EXTRACT TO READ>
━━━━━━
To investigate the four final de novo assemblies using Canu (polished), Miniasm (polished), SMARTdenovo, and MaSuRCA (Illumina hybrid) for detection of AMR determinants in the 2016 WHO gonococcal reference genomes40, we used the WGSA (www.wgsa.net)21 and PubMLST (www.pubmlst.org).

WGSA is an easy-to-use web interface where you drag-and-drop the assemblies into the web browser and the characterisation is done in minutes21. We used this interface for all chosen assemblies (n = 112) and the analysis of AMR determinants took 15 minutes. We observed good concordance overall with the verified AMR determinants in the reference genomes (Table 2), with the exception of the 23S rDNA macrolide resistance determinant C2611T, which was incorrectly identified in the Canu (polished) and Miniasm (polished) assemblies. No ONT assembly was able to correctly characterise penA in WHO W and none, including the MaSuRCA hybrid assembly, was able to correctly characterise penA in WHO K (Table 2). The characterisation of plasmid-mediated AMR determinants was inaccurate in all four chosen assemblies for the detection of tet(M). Also, the chosen assemblies failed to detect blaTEM in WHO M, WHO O and WHO V and incorrectly reported presence of blaTEM in WHO G in the Miniasm (polished), SMARTdenovo and MaSuRCA assemblies (Table 3). Out of the 2D ONT assemblies, the SMARTdenovo assembly performed the best.

Table 2 Characterisation of chromosomal antimicrobial resistance (AMR) determinants in the 2016 WHO Neisseria gonorrhoeae reference strains (n = 14)40,41 using Whole Genome Sequence Analysis (WGSA; www.wgsa.net)21 and three MinION 2D ONT-only assemblies, MinION 2D ONT-Illumina hybrid assembly and an in house-customised CLC Genomics Workbench, including NG-STAR57 and a customised database for AMR determinant detection. The discrepant results from the published reference genomes are highlighted in bold letters.
Table 3 Detection of plasmid-mediated antimicrobial resistance determinants in the 2016 WHO Neisseria gonorrhoeae reference strains (n = 14)40,41 using Whole Genome Sequence Analysis (WGSA; www.wgsa.net)21 and an in house-customised CLC Genomics Workbench. The discrepant results from the published references are highlighted in bold letters.
━━━━━━
INPUT DATA>
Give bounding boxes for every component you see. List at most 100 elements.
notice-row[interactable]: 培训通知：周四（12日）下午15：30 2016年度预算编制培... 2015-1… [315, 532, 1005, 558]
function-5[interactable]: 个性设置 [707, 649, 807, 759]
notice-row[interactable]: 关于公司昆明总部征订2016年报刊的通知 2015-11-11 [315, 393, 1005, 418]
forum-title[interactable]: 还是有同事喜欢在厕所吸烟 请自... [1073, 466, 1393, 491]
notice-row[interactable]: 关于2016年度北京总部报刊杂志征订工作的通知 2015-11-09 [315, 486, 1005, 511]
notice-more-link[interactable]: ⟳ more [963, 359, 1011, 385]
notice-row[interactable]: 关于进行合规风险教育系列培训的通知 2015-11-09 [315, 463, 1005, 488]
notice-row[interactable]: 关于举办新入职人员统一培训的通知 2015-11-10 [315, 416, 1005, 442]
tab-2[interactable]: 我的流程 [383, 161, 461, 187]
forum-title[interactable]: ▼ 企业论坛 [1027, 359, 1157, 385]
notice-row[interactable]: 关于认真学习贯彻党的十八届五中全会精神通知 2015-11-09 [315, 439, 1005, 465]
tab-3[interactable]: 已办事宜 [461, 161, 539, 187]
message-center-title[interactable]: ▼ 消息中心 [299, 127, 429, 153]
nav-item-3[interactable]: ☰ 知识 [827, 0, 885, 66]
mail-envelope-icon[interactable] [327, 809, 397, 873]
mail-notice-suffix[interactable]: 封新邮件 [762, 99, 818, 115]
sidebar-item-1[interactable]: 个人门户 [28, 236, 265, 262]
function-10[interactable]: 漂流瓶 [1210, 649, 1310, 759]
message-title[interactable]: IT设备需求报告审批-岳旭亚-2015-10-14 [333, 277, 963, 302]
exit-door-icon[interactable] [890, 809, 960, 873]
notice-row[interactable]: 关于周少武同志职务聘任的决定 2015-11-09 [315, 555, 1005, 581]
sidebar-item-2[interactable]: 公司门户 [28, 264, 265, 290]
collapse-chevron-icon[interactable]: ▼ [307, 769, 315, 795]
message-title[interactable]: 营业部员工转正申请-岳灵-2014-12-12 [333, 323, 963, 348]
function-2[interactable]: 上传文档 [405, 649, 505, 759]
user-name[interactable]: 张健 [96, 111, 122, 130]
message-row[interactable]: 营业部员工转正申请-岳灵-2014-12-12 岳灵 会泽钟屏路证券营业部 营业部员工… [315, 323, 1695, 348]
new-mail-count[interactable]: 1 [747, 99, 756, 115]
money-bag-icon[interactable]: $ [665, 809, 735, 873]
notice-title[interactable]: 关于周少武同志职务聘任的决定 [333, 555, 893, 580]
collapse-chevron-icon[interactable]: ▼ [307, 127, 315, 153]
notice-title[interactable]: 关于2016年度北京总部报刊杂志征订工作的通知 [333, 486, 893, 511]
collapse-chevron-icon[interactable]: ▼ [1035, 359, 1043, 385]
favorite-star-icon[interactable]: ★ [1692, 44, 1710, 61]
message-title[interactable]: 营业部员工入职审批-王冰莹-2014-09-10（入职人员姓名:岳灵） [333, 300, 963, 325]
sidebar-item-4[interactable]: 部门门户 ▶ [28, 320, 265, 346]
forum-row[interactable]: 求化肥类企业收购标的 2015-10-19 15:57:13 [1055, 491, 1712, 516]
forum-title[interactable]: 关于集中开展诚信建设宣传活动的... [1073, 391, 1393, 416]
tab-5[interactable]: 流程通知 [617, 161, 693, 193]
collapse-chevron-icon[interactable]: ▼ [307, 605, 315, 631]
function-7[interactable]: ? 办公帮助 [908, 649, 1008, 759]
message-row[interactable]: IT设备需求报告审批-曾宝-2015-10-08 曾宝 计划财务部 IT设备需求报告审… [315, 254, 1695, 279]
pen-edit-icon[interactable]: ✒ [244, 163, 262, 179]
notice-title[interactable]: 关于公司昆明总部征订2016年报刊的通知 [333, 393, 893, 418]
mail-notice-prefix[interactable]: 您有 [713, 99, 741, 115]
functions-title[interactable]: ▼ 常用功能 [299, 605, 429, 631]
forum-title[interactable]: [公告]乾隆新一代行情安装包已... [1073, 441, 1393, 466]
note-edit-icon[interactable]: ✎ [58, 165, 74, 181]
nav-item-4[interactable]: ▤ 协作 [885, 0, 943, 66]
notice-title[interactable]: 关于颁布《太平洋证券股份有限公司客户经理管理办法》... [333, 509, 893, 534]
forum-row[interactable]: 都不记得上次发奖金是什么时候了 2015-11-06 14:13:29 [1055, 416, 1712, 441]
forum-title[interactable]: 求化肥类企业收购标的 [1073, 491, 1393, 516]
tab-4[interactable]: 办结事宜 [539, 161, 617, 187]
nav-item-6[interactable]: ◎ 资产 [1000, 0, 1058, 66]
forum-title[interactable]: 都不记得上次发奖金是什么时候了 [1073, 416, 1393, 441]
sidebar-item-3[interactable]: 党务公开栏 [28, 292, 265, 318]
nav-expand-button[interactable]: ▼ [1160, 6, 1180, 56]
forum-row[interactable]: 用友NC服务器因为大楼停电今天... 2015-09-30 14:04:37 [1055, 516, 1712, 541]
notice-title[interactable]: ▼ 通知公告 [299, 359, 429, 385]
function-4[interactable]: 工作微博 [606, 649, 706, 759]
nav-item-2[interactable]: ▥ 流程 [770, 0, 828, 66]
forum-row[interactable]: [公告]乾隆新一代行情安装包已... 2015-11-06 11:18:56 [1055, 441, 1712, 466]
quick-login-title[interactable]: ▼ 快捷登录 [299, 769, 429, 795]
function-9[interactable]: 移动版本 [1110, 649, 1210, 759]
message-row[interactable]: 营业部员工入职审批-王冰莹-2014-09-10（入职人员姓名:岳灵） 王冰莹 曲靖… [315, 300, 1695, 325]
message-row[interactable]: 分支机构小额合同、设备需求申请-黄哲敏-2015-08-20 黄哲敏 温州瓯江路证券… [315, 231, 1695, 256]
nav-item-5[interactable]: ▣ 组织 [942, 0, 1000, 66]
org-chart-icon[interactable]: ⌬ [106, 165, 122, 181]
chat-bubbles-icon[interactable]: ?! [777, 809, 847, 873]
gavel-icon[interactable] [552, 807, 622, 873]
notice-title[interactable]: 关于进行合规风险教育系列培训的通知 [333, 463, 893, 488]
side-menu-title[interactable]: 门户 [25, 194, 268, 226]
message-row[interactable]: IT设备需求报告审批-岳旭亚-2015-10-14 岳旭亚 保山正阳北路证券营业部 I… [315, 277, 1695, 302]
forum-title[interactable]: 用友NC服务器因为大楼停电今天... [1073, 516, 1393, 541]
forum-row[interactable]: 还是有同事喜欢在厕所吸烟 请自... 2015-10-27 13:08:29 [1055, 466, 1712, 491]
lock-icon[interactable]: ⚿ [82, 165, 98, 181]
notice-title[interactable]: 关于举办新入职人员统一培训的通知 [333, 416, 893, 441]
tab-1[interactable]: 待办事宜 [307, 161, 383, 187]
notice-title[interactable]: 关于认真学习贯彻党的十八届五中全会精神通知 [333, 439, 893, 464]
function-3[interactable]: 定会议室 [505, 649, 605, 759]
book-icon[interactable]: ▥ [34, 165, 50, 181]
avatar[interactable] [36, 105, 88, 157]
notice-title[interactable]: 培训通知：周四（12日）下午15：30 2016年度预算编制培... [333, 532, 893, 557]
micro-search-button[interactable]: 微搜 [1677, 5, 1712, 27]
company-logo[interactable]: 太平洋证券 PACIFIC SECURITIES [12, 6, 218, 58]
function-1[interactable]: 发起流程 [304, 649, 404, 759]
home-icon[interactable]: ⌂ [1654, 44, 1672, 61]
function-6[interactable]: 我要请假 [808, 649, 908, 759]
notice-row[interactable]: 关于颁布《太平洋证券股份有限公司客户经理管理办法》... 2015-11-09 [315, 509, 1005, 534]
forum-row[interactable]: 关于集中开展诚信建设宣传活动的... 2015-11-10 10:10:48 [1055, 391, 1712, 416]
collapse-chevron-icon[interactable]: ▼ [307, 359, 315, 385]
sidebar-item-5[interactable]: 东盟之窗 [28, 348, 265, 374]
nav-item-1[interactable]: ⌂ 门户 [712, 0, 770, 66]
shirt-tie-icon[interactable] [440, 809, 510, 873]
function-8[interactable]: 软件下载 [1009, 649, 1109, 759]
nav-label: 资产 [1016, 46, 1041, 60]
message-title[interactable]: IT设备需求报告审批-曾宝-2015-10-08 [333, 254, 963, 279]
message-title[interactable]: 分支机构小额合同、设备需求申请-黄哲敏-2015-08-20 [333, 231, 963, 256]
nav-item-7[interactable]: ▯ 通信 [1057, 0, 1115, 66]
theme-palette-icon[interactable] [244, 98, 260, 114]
━━━━━━
QUESTIONS ON THE MATERIAL>
- 1) Answer these questions from the text on gonococcal genome assemblies:
(a) How long did the WGSA analysis of AMR determinants take?
(b) Which 23S rDNA macrolide resistance determinant was incorrectly identified, and in which assemblies?
(c) Which of the 2D ONT assemblies performed best?
- 2) Please return the part of the text on gonococcal genome assemblies starting at "To investigate the" and ending at "and PubMLST (www.pubmlst.org).", copied word for word.

ANSWERS TO THE EXERCISE>
- 1)
(a) 15 minutes.
(b) C2611T, in the Canu (polished) and Miniasm (polished) assemblies.
(c) The SMARTdenovo assembly.

- 2)
To investigate the four final de novo assemblies using Canu (polished), Miniasm (polished), SMARTdenovo, and MaSuRCA (Illumina hybrid) for detection of AMR determinants in the 2016 WHO gonococcal reference genomes40, we used the WGSA (www.wgsa.net)21 and PubMLST (www.pubmlst.org).